• **Task objective**
Which lines hold the string "subscript"? Copy every one of them.

[Lines of data]
++++

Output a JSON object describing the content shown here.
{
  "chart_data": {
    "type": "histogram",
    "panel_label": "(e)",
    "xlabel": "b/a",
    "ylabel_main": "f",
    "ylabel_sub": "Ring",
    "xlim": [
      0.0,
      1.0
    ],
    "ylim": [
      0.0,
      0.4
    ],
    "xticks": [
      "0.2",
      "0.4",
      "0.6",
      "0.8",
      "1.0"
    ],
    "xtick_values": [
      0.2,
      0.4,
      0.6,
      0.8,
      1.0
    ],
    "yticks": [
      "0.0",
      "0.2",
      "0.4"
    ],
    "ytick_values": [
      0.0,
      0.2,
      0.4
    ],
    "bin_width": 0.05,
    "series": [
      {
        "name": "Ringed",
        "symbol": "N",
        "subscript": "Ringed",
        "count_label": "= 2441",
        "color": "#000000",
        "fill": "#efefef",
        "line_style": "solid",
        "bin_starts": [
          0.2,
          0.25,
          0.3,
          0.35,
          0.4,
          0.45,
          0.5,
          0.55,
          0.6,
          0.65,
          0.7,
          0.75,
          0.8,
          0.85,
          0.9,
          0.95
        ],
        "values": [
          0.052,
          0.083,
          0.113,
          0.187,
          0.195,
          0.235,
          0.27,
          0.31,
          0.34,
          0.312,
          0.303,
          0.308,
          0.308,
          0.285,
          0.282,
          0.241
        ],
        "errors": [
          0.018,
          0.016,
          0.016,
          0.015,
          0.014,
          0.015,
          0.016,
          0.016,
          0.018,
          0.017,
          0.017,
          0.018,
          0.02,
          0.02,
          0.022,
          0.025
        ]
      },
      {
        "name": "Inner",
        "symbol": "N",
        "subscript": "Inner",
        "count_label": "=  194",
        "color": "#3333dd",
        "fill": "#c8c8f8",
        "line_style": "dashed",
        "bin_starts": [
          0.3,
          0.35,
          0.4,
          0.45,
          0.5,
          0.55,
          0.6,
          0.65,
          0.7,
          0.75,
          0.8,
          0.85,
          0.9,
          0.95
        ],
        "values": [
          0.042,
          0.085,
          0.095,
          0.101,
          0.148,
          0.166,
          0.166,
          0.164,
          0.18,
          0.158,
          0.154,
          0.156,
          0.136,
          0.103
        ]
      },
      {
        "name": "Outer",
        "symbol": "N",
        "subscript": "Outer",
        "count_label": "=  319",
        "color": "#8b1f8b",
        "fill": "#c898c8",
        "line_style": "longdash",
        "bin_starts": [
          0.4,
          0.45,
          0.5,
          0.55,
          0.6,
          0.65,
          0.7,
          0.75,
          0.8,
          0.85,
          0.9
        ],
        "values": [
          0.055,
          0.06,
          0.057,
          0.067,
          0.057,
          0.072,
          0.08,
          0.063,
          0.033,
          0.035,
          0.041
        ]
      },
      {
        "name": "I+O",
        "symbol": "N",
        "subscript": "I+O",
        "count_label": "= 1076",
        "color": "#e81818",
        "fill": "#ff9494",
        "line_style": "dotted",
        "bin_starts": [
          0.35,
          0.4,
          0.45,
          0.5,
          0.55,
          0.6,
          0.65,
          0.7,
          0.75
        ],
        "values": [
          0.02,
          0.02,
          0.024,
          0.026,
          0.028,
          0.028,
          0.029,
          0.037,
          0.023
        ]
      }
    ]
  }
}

++++

• **Final result**
        "subscript": "Ringed",
        "subscript": "Inner",
        "subscript": "Outer",
        "subscript": "I+O",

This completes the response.